____ Provided records
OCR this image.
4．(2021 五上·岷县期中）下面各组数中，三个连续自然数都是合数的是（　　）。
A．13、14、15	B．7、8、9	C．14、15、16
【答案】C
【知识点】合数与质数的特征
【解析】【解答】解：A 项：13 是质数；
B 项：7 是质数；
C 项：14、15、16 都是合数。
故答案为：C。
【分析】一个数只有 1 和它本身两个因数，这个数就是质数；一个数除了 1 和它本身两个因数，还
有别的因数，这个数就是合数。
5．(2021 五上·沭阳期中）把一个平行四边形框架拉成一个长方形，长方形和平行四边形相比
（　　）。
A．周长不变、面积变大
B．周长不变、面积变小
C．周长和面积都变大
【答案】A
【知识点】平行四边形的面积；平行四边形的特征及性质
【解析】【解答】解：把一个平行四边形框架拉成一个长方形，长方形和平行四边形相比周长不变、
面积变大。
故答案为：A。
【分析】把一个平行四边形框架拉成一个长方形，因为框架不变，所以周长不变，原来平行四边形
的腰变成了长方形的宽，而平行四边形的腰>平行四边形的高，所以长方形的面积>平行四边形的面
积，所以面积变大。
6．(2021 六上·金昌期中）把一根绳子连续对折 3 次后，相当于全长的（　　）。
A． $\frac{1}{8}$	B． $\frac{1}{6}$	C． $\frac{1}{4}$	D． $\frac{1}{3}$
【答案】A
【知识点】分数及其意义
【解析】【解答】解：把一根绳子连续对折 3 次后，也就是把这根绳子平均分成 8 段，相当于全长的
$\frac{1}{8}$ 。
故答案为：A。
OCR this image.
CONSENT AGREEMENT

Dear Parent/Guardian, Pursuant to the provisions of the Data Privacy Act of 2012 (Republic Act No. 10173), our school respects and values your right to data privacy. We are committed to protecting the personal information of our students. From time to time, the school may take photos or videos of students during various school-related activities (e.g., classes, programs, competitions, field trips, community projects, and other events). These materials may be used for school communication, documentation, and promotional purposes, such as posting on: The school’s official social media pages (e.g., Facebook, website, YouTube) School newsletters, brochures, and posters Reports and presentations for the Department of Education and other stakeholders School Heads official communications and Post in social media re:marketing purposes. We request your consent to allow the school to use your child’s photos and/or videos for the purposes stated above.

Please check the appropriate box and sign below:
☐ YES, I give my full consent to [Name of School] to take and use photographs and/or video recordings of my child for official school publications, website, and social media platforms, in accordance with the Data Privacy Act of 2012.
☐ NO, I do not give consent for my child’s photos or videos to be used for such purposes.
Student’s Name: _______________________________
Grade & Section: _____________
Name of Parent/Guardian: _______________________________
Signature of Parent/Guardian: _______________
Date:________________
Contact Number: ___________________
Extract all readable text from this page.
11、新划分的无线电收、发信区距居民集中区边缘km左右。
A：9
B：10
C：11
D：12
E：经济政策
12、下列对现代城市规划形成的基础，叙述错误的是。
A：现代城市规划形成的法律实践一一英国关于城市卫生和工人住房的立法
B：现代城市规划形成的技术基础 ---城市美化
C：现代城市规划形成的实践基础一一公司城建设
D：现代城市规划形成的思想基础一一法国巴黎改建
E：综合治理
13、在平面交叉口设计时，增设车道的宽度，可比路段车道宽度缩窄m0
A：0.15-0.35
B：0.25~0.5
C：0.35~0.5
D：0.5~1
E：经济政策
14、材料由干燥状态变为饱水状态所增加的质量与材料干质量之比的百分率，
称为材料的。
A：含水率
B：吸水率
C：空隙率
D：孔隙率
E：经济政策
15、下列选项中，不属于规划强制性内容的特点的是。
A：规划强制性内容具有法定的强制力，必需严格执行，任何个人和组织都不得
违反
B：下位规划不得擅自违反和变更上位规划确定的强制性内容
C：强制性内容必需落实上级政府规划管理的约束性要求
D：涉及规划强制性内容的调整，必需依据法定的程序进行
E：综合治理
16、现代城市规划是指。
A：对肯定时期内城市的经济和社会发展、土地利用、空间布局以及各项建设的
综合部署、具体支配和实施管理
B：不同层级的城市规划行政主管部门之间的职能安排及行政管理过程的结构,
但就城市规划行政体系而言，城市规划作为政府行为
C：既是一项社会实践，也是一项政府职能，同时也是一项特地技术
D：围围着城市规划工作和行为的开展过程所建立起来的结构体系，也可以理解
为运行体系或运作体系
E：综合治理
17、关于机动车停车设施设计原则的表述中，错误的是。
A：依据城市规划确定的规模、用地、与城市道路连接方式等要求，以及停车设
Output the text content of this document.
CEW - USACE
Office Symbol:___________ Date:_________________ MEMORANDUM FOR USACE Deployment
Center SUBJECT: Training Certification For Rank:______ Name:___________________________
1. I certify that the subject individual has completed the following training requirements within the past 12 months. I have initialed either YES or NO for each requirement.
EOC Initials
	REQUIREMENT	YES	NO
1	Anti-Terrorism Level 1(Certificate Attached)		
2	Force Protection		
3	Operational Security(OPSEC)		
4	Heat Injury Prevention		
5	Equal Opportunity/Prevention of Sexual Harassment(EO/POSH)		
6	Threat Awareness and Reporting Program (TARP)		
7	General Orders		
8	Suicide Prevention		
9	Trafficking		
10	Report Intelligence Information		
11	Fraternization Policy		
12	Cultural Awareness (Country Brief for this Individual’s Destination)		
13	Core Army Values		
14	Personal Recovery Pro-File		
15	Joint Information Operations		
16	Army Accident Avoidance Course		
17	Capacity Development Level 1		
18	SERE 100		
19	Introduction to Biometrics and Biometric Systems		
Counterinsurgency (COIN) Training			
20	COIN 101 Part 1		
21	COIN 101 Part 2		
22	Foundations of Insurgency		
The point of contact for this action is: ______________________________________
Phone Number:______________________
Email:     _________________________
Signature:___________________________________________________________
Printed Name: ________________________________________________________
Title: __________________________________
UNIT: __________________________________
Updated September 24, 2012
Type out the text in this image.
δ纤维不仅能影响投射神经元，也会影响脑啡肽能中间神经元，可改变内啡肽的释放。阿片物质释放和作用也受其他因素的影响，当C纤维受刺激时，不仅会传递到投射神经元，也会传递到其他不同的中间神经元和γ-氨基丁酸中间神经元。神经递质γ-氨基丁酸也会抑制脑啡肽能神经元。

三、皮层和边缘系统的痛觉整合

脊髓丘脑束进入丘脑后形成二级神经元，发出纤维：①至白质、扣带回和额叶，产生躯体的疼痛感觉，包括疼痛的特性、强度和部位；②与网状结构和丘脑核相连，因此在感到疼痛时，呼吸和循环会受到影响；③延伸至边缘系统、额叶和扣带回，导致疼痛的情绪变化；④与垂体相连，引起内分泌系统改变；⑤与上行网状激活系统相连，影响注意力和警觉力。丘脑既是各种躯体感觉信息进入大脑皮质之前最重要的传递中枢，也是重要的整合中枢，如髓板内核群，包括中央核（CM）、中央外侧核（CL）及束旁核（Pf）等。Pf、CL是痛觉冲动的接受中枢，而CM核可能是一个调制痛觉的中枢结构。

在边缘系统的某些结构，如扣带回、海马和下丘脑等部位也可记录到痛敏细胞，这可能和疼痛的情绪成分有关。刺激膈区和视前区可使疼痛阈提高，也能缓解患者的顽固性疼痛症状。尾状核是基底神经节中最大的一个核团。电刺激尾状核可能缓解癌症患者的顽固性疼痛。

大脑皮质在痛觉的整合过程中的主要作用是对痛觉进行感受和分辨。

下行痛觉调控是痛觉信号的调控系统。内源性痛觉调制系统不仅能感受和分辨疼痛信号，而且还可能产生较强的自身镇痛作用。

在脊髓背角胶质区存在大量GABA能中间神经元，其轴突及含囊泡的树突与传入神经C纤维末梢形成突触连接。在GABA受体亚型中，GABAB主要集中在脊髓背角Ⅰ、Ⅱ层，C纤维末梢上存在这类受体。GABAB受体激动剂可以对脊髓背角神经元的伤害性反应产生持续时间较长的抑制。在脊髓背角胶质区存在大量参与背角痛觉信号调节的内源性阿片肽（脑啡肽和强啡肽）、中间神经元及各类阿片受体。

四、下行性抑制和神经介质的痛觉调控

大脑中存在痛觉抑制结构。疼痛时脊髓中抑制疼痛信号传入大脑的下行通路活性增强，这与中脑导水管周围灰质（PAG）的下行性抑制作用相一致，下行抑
________
Within the listing above, copy each line that has the string "Army".

13	Core Army Values		
16	Army Accident Avoidance Course		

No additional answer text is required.